**GOAL:**
Answer these questions from the piece about Len McCluskey and Unite:
1. What hourly rate does the piece give for the Carter-Ruck libel lawyers?
2. Where did a Labour party investigation find that Unite had tried to manipulate the selection of a parliamentary candidate?
3. Which judge found that Lutfur Rahman directed public money to Bangladeshis likely to vote for him?

**DOCUMENT:**
•••
In some cases, heavy legal tactics are a sign of strength. Not, I fear, in this one

30 May 2015

9:00 AM

30 May 2015

9:00 AM

It is not only Russian oligarchs and multinational corporations who run to the ‘capitalist courts’ — as we used to call them on the left. Have an argument with Len McCluskey and you find that the leader of Unite is prepared to spend his money, or more likely his members’ hard-earned dues, on hiring the libel lawyers of Carter-Ruck at £550 an hour (plus expenses, of course).

Carter-Ruck can charge a little more than the minimum wage because its many wealthy clients know that its lawyers will push as hard as they possibly can to defend clients’ interests, as our spat with McCluskey showed.

Last week I published a brisk blogpost on The Spectator’s site in which I said that the Labour party should recognise that Unite was its enemy. The cliché that Labour and the unions were in a marriage was apt, I said: they fight all the time and don’t have sex. But few marriages survive adultery — and McCluskey’s eyes were always wandering.

Only last year he threatened to sever Unite’s links with Labour if the party’s policies did not comply with his wishes. He would put his union’s money behind a new workers’ party to the left of Labour instead. Perhaps he could take Unite-sponsored MPs with him, I speculated. After all, Unite has attempted at least once to use its influence to place its men and women in parliament; in Falkirk, a Labour party investigation said there was ‘no doubt’ that Unite had recruited party members in an effort to ‘manipulate’ the selection of a parliamentary candidate.

Meanwhile, in Tower Hamlets in the East End of London last month, McCluskey’s sidekick Andrew Murray announced, after an election court had disbarred the mayor Lutfur Rahman for electoral fraud, that Unite was ‘proud’ to support Rahman.


I would like you to take a breath and reflect that the Tower Hamlets episode illustrates to perfection the decadence of parts of the British left. There is a comprehensible left-wing case for a new socialist party. There are times when I might even vote for one — although I am not sure how many others would. But Rahman fought the Labour party in the East End by exploiting racial and religious division, in a manner leftists would rightly denounce if a white Ukip politician were to do the same. Rahman directed public money to Bangladeshis who were likely to vote for him, Judge Richard Mawrey found. He even diverted funds meant for the Alzheimer’s Society. Not content with that, Rahman and his associates bribed Asian TV stations to give him favourable coverage. He persuaded clerics to instruct their poor and credulous followers that it was an Islamic duty to vote for him, and to warn them that if they did not they would be siding with their Islamophobic enemies.
•••
**ENTRIES SHOWN:**
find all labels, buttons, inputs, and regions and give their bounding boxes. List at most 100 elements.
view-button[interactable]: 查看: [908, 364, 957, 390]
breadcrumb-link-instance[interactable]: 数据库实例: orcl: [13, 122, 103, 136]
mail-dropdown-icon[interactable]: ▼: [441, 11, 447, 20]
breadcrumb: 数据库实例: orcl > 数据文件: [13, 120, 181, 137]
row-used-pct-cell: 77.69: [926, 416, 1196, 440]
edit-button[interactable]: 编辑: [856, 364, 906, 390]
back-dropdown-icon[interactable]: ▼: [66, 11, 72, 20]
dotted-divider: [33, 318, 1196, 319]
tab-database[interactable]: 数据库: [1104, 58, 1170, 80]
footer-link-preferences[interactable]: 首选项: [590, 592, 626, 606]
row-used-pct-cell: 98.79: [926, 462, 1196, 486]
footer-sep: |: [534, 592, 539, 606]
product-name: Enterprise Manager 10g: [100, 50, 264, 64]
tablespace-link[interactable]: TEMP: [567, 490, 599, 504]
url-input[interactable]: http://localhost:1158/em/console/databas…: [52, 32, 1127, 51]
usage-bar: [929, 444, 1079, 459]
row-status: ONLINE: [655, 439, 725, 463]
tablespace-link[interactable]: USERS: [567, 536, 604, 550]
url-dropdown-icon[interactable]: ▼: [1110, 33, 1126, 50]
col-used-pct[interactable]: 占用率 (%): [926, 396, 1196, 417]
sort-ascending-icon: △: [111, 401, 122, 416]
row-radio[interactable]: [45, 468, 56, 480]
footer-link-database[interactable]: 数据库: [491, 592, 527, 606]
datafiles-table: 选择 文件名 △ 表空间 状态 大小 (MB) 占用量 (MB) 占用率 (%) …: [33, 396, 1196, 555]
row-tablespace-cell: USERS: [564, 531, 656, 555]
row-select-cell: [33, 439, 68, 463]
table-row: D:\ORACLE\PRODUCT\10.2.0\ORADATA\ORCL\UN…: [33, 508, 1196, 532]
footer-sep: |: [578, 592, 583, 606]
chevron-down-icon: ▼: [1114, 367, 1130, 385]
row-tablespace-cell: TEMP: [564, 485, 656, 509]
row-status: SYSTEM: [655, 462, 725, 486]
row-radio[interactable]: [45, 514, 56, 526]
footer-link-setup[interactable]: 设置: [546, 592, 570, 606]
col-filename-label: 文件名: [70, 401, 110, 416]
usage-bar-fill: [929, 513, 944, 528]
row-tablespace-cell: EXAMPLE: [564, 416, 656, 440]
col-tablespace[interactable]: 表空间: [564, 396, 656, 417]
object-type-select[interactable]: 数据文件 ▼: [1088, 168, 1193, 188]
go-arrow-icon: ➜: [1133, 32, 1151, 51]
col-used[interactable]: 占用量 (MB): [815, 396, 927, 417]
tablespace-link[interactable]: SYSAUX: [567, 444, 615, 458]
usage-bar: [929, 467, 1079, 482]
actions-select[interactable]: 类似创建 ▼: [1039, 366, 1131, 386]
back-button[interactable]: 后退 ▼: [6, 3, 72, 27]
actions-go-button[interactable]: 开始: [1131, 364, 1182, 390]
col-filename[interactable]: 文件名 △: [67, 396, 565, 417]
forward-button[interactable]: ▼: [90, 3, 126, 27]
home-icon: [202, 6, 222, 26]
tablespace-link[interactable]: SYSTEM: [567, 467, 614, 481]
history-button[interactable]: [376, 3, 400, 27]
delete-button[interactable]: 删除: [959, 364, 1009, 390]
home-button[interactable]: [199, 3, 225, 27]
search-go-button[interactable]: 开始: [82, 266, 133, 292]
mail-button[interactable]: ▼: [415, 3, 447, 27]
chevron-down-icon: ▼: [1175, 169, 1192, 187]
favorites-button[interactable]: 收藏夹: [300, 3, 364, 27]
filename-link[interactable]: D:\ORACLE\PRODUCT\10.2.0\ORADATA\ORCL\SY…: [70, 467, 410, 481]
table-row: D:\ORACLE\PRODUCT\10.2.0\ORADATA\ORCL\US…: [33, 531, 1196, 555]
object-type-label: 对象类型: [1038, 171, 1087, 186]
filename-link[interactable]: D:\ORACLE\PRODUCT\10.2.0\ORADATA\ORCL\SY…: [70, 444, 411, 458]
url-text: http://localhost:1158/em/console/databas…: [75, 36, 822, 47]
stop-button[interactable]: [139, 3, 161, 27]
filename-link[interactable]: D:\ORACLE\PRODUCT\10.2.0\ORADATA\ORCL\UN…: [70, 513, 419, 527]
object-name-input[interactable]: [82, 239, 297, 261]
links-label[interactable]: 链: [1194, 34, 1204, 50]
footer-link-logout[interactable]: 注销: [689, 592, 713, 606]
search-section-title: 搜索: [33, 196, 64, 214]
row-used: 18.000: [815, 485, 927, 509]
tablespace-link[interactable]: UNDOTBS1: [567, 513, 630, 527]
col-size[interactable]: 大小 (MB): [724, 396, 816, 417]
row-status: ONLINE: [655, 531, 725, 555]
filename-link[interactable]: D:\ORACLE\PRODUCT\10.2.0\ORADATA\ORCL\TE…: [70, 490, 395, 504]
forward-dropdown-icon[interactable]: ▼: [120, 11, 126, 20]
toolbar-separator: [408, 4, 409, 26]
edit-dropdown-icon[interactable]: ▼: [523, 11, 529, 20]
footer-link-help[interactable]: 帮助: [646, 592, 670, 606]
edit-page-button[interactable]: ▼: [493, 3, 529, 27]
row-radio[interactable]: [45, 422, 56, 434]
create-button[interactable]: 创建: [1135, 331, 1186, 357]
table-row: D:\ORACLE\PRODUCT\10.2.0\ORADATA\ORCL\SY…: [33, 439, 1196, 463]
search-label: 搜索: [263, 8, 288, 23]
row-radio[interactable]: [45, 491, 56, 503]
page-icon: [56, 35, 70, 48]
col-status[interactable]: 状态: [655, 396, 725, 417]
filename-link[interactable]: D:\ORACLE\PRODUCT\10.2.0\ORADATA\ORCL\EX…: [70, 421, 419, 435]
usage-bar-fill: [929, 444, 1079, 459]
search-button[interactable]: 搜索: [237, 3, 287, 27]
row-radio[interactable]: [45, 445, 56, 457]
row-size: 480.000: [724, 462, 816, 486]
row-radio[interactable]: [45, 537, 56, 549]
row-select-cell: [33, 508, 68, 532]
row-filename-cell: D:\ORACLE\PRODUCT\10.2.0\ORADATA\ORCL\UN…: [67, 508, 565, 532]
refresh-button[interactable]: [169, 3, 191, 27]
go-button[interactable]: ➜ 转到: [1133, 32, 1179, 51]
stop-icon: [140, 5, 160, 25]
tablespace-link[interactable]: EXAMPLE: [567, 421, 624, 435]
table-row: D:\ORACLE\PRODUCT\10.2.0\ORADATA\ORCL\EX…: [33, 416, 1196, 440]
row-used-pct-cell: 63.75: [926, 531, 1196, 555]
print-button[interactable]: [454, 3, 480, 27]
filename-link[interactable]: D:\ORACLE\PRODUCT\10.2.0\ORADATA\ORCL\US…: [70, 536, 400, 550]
•••
**WRITTEN SOLUTION:**
1. £550 an hour, plus expenses.
2. Falkirk.
3. Judge Richard Mawrey.